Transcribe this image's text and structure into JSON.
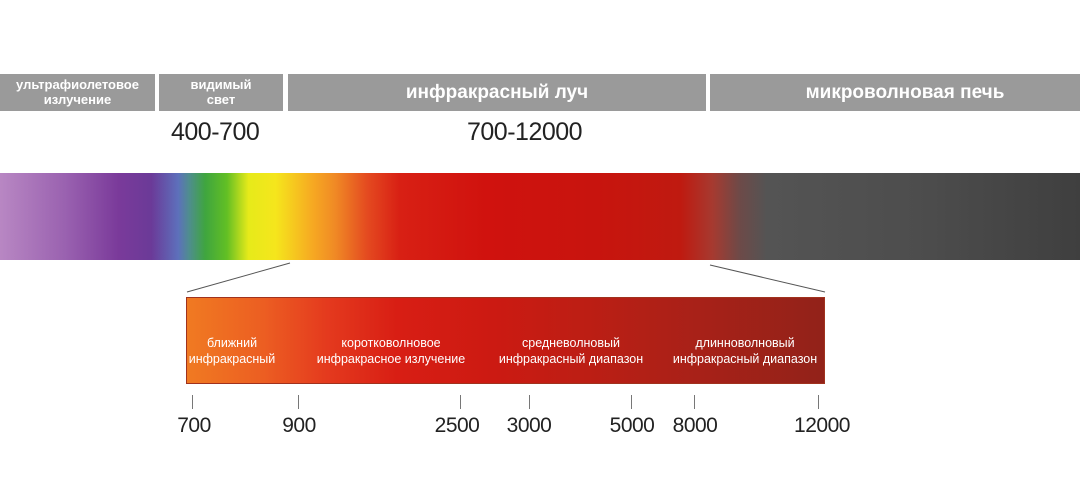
{
  "bands": {
    "uv": {
      "line1": "ультрафиолетовое",
      "line2": "излучение"
    },
    "visible": {
      "line1": "видимый",
      "line2": "свет"
    },
    "infrared": {
      "label": "инфракрасный луч"
    },
    "microwave": {
      "label": "микроволновая печь"
    }
  },
  "ranges": {
    "visible": "400-700",
    "infrared": "700-12000"
  },
  "subbands": {
    "near": {
      "line1": "ближний",
      "line2": "инфракрасный"
    },
    "short": {
      "line1": "коротковолновое",
      "line2": "инфракрасное излучение"
    },
    "mid": {
      "line1": "средневолновый",
      "line2": "инфракрасный диапазон"
    },
    "long": {
      "line1": "длинноволновый",
      "line2": "инфракрасный диапазон"
    }
  },
  "ticks": [
    "700",
    "900",
    "2500",
    "3000",
    "5000",
    "8000",
    "12000"
  ],
  "colors": {
    "band_background": "#9a9a9a",
    "band_text": "#ffffff",
    "label_text": "#222222"
  }
}
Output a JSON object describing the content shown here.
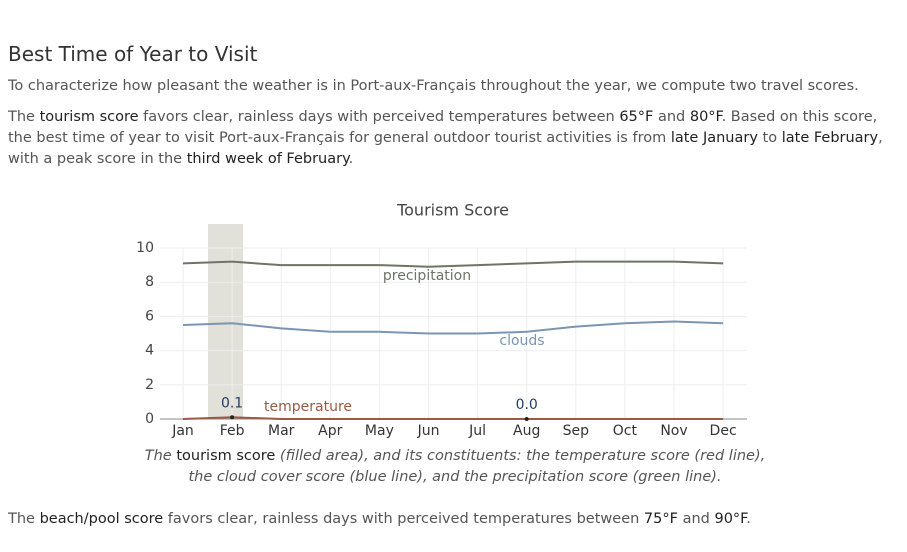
{
  "heading": "Best Time of Year to Visit",
  "intro": "To characterize how pleasant the weather is in Port-aux-Français throughout the year, we compute two travel scores.",
  "tourism_paragraph": [
    {
      "text": "The "
    },
    {
      "text": "tourism score",
      "em": true
    },
    {
      "text": " favors clear, rainless days with perceived temperatures between "
    },
    {
      "text": "65°F",
      "em": true
    },
    {
      "text": " and "
    },
    {
      "text": "80°F",
      "em": true
    },
    {
      "text": ". Based on this score, the best time of year to visit Port-aux-Français for general outdoor tourist activities is from "
    },
    {
      "text": "late January",
      "em": true
    },
    {
      "text": " to "
    },
    {
      "text": "late February",
      "em": true
    },
    {
      "text": ", with a peak score in the "
    },
    {
      "text": "third week of February",
      "em": true
    },
    {
      "text": "."
    }
  ],
  "chart_data": {
    "type": "line",
    "title": "Tourism Score",
    "categories": [
      "Jan",
      "Feb",
      "Mar",
      "Apr",
      "May",
      "Jun",
      "Jul",
      "Aug",
      "Sep",
      "Oct",
      "Nov",
      "Dec"
    ],
    "ylim": [
      0,
      10
    ],
    "yticks": [
      0,
      2,
      4,
      6,
      8,
      10
    ],
    "grid": true,
    "series": [
      {
        "name": "precipitation",
        "color": "#6f7466",
        "values": [
          9.1,
          9.2,
          9.0,
          9.0,
          9.0,
          8.9,
          9.0,
          9.1,
          9.2,
          9.2,
          9.2,
          9.1
        ]
      },
      {
        "name": "clouds",
        "color": "#7b96b2",
        "values": [
          5.5,
          5.6,
          5.3,
          5.1,
          5.1,
          5.0,
          5.0,
          5.1,
          5.4,
          5.6,
          5.7,
          5.6
        ]
      },
      {
        "name": "temperature",
        "color": "#9a5a45",
        "values": [
          0.0,
          0.1,
          0.0,
          0.0,
          0.0,
          0.0,
          0.0,
          0.0,
          0.0,
          0.0,
          0.0,
          0.0
        ]
      }
    ],
    "point_labels": {
      "categories": [
        "Feb",
        "Aug"
      ],
      "values": [
        0.1,
        0
      ],
      "value_labels": [
        "0.1",
        "0.0"
      ]
    }
  },
  "caption": [
    {
      "text": "The "
    },
    {
      "text": "tourism score",
      "em": true
    },
    {
      "text": " (filled area), and its constituents: the temperature score (red line), the cloud cover score (blue line), and the precipitation score (green line)."
    }
  ],
  "beach_paragraph": [
    {
      "text": "The "
    },
    {
      "text": "beach/pool score",
      "em": true
    },
    {
      "text": " favors clear, rainless days with perceived temperatures between "
    },
    {
      "text": "75°F",
      "em": true
    },
    {
      "text": " and "
    },
    {
      "text": "90°F",
      "em": true
    },
    {
      "text": "."
    }
  ]
}
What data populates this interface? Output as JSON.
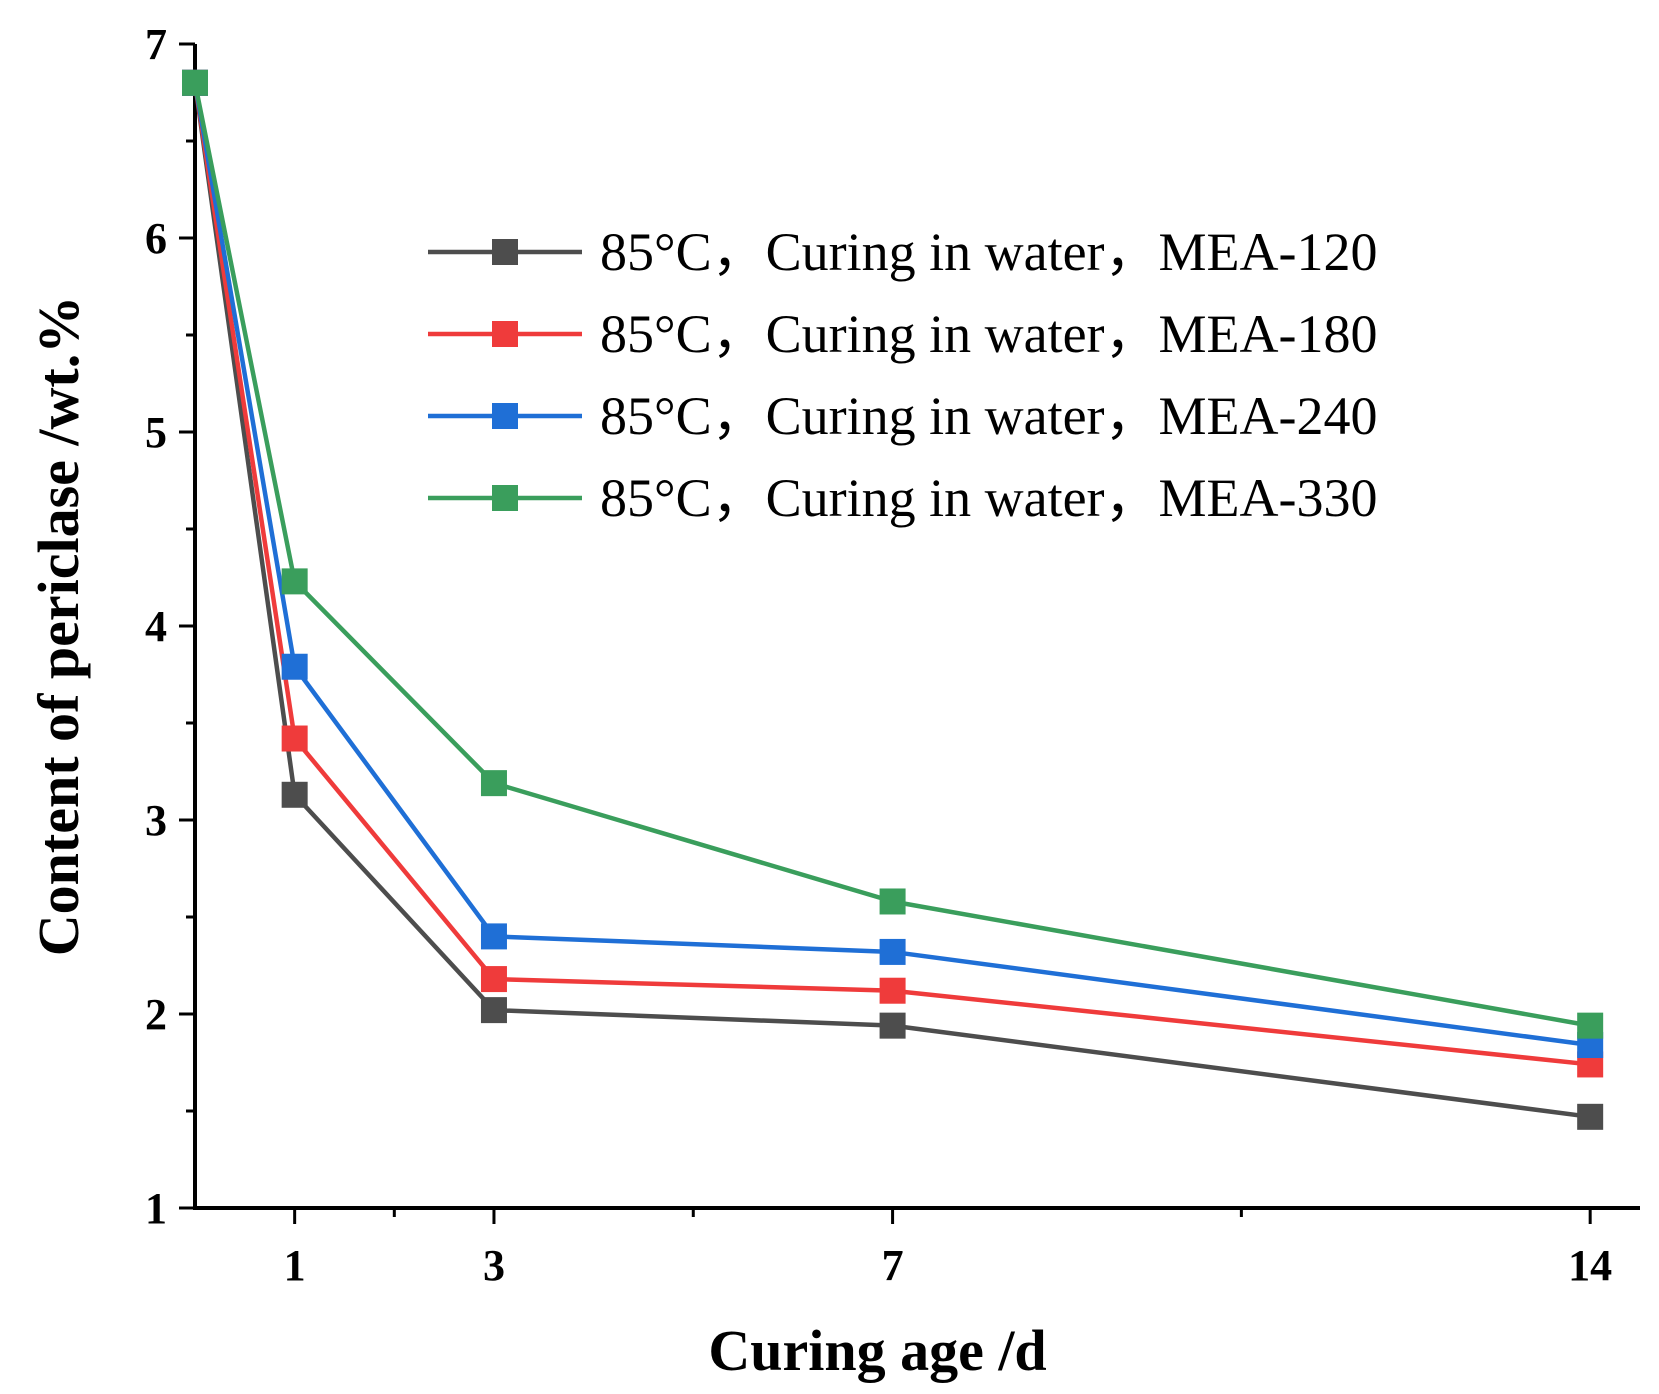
{
  "chart_data": {
    "type": "line",
    "title": "",
    "xlabel": "Curing age /d",
    "ylabel": "Content of periclase /wt.%",
    "xlim": [
      0,
      14.5
    ],
    "ylim": [
      1,
      7
    ],
    "xticks": [
      1,
      3,
      7,
      14
    ],
    "yticks": [
      1,
      2,
      3,
      4,
      5,
      6,
      7
    ],
    "x": [
      0,
      1,
      3,
      7,
      14
    ],
    "legend_position": "top-right",
    "series": [
      {
        "name": "85°C，Curing in water，MEA-120",
        "color": "#4d4d4d",
        "values": [
          6.8,
          3.13,
          2.02,
          1.94,
          1.47
        ]
      },
      {
        "name": "85°C，Curing in water，MEA-180",
        "color": "#ef3b3b",
        "values": [
          6.8,
          3.42,
          2.18,
          2.12,
          1.74
        ]
      },
      {
        "name": "85°C，Curing in water，MEA-240",
        "color": "#1f6fd6",
        "values": [
          6.8,
          3.79,
          2.4,
          2.32,
          1.84
        ]
      },
      {
        "name": "85°C，Curing in water，MEA-330",
        "color": "#3a9e5c",
        "values": [
          6.8,
          4.23,
          3.19,
          2.58,
          1.94
        ]
      }
    ]
  }
}
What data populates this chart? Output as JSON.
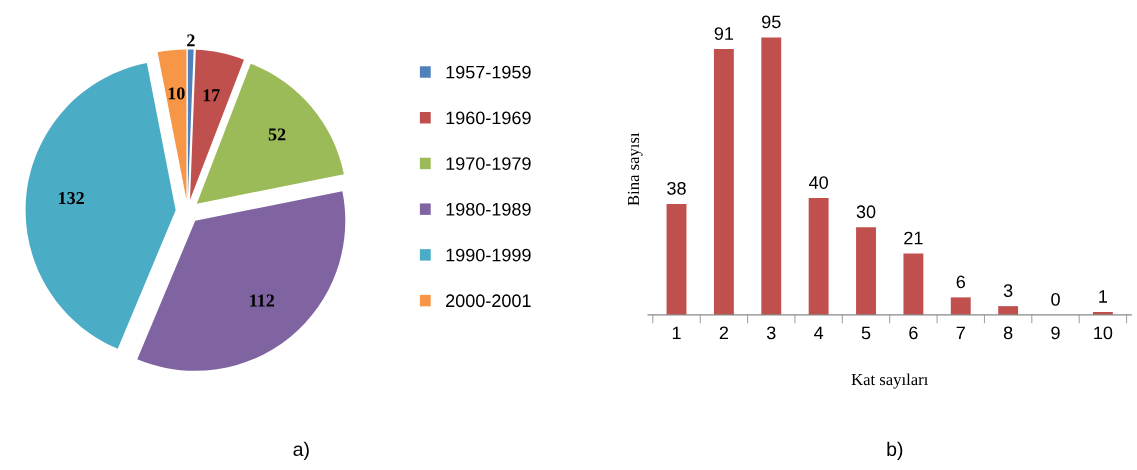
{
  "chart_data": [
    {
      "type": "pie",
      "categories": [
        "1957-1959",
        "1960-1969",
        "1970-1979",
        "1980-1989",
        "1990-1999",
        "2000-2001"
      ],
      "values": [
        2,
        17,
        52,
        112,
        132,
        10
      ],
      "colors": [
        "#4f81bd",
        "#c0504d",
        "#9bbb59",
        "#8064a2",
        "#4bacc6",
        "#f79646"
      ],
      "data_labels": true,
      "legend": "right",
      "annotations": [
        "a)"
      ]
    },
    {
      "type": "bar",
      "categories": [
        "1",
        "2",
        "3",
        "4",
        "5",
        "6",
        "7",
        "8",
        "9",
        "10"
      ],
      "values": [
        38,
        91,
        95,
        40,
        30,
        21,
        6,
        3,
        0,
        1
      ],
      "color": "#c0504d",
      "data_labels": true,
      "xlabel": "Kat sayıları",
      "ylabel": "Bina sayısı",
      "annotations": [
        "b)"
      ]
    }
  ]
}
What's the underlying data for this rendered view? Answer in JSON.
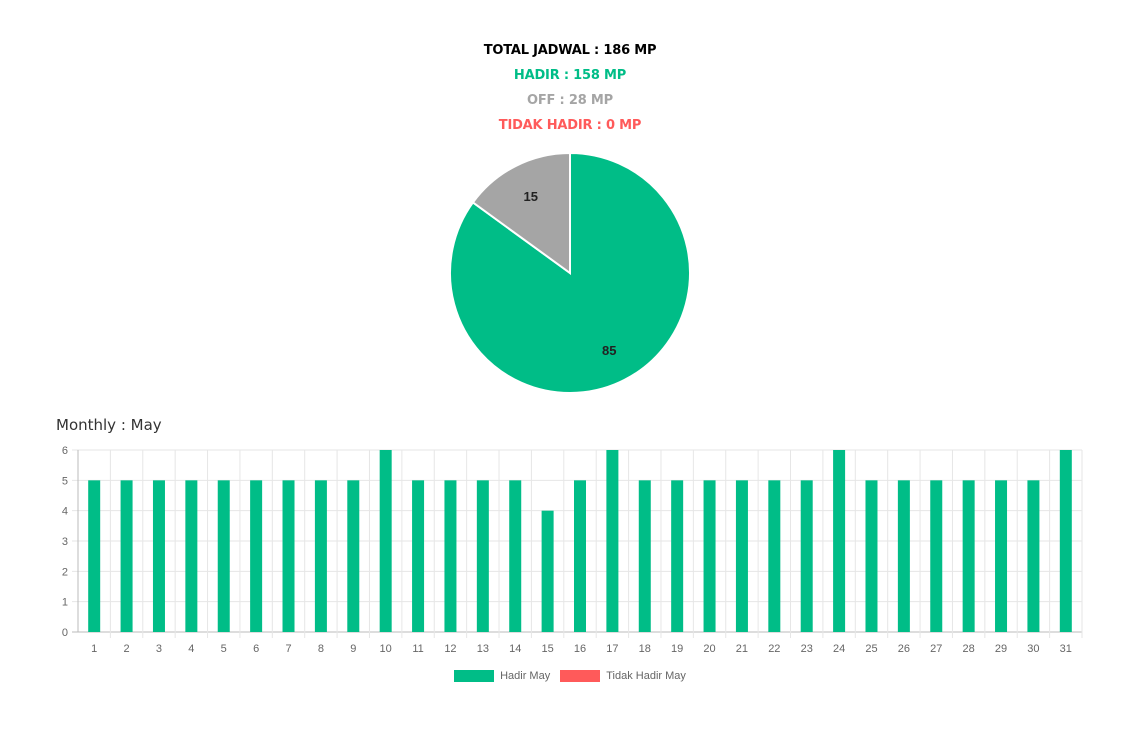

○ ○ ○ ○

Look above for lines with the word "Port" and copy them all.

SOLUTION TO THE EXERCISE:
  "intro": "To characterize how pleasant the weather is in Port-aux-Français throughout the year, we compute two travel scores.",
      "text": ". Based on this score, the best time of year to visit Port-aux-Français for general outdoor tourist activities is from "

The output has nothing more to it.